Search the data below for the string "hati". Extract every line that contains it.

#### Available data

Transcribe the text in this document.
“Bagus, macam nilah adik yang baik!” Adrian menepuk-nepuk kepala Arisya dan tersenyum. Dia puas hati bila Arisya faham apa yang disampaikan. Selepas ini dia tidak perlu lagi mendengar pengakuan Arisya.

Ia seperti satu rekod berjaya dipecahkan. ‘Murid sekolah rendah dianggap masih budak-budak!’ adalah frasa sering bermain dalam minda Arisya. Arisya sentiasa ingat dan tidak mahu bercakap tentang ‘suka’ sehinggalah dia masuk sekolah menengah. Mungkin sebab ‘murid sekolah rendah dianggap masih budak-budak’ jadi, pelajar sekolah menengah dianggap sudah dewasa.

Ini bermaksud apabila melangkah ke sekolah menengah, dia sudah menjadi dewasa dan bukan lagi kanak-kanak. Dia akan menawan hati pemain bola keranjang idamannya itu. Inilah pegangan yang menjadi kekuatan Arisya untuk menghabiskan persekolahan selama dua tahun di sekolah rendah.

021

########

* [Answer to this task]
“Bagus, macam nilah adik yang baik!” Adrian menepuk-nepuk kepala Arisya dan tersenyum. Dia puas hati bila Arisya faham apa yang disampaikan. Selepas ini dia tidak perlu lagi mendengar pengakuan Arisya.
Ini bermaksud apabila melangkah ke sekolah menengah, dia sudah menjadi dewasa dan bukan lagi kanak-kanak. Dia akan menawan hati pemain bola keranjang idamannya itu. Inilah pegangan yang menjadi kekuatan Arisya untuk menghabiskan persekolahan selama dua tahun di sekolah rendah.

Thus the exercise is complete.